[begin INFORMATION SHOWN]
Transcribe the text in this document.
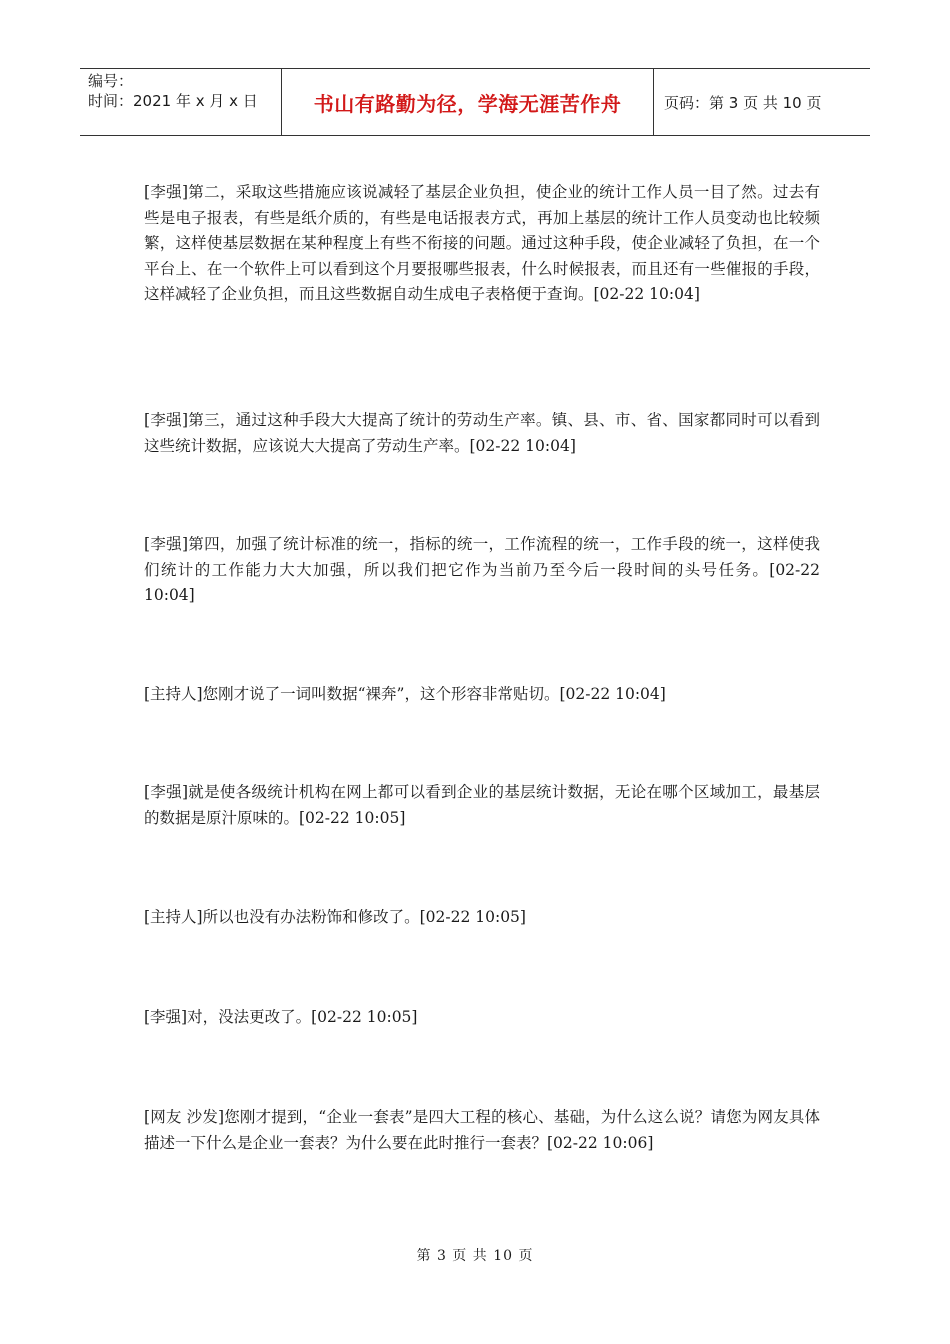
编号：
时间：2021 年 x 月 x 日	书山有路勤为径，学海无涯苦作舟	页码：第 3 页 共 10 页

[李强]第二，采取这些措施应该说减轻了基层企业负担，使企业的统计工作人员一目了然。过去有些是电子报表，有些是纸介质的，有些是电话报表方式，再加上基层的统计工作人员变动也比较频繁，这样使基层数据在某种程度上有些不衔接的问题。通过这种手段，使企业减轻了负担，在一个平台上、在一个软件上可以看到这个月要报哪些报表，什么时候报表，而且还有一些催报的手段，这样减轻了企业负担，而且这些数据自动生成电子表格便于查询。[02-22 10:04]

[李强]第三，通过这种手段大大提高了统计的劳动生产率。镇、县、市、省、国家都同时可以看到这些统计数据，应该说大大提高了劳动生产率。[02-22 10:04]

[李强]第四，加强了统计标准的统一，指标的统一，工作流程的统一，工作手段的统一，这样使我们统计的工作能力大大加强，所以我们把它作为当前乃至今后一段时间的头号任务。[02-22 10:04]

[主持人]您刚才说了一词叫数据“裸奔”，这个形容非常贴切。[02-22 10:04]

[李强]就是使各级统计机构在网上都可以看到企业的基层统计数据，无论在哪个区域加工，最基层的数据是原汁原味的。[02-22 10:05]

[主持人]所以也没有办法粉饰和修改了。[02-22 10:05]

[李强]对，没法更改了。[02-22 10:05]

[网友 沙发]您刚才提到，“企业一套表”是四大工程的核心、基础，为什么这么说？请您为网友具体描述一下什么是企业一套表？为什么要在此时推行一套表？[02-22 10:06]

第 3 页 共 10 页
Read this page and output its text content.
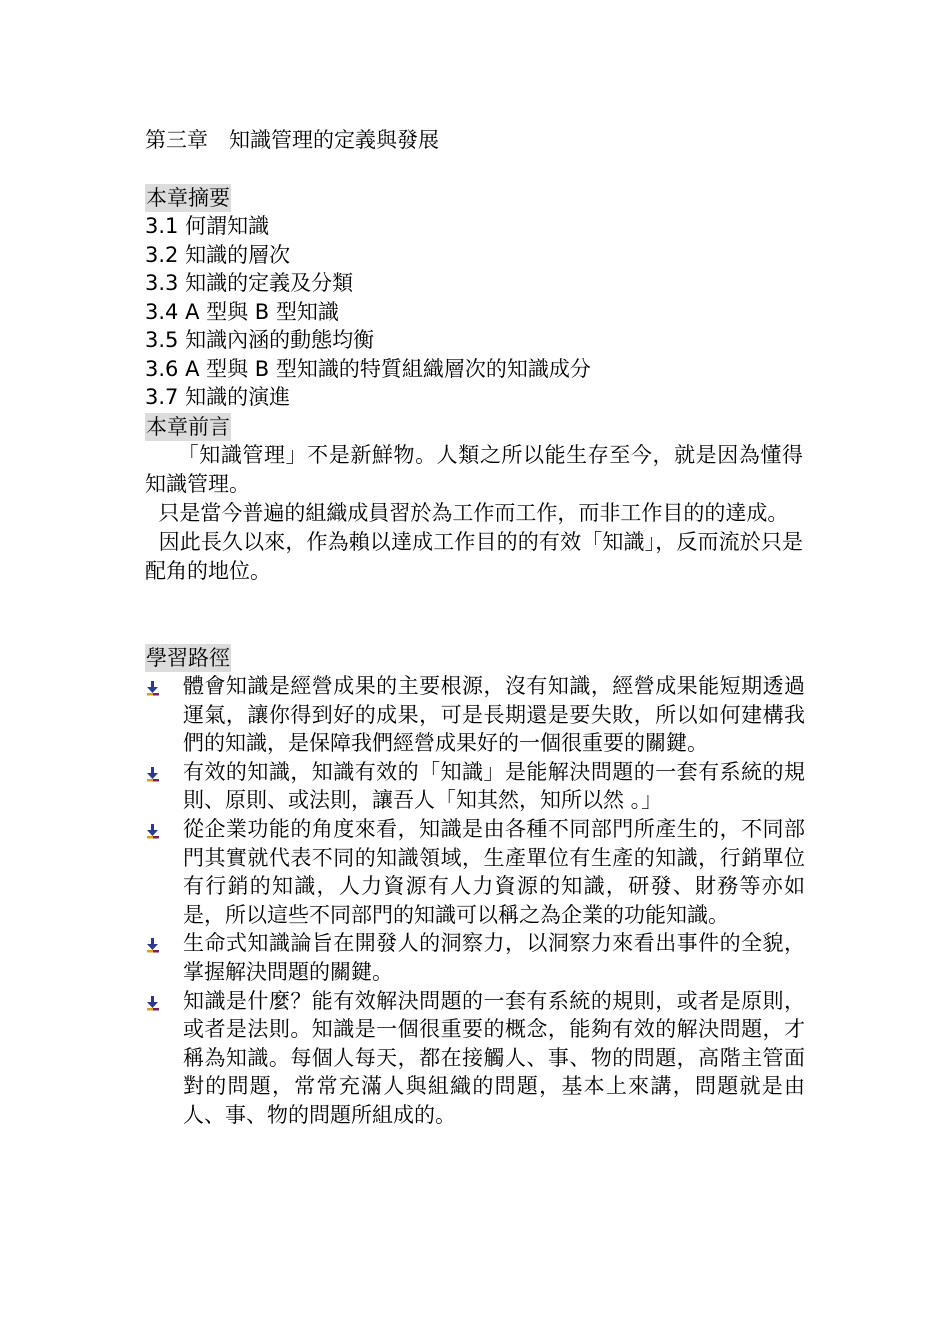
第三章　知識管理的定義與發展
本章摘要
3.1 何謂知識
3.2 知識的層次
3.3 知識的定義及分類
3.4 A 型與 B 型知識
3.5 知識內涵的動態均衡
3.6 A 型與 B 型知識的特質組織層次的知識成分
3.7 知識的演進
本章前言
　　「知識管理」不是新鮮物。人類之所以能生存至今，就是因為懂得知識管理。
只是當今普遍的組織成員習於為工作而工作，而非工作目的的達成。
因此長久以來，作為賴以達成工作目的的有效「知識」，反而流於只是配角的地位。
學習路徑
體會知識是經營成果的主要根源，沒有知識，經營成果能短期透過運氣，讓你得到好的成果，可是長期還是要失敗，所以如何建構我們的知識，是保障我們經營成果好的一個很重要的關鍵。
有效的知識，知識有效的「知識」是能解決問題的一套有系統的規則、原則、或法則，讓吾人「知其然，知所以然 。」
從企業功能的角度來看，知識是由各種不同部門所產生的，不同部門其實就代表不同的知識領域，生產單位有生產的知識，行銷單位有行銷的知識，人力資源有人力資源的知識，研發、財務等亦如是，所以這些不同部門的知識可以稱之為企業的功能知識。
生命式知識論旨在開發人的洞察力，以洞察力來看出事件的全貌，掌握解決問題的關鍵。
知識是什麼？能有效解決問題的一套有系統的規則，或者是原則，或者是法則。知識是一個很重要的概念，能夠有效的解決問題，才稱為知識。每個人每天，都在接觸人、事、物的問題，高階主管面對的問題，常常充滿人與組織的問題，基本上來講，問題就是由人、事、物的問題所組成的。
[end INFORMATION SHOWN]
GOAL
Write out each line of the data that holds the string "this".

EXERCISE SOLUTION
Transcribe the text in this document.
Read this page and output its text content.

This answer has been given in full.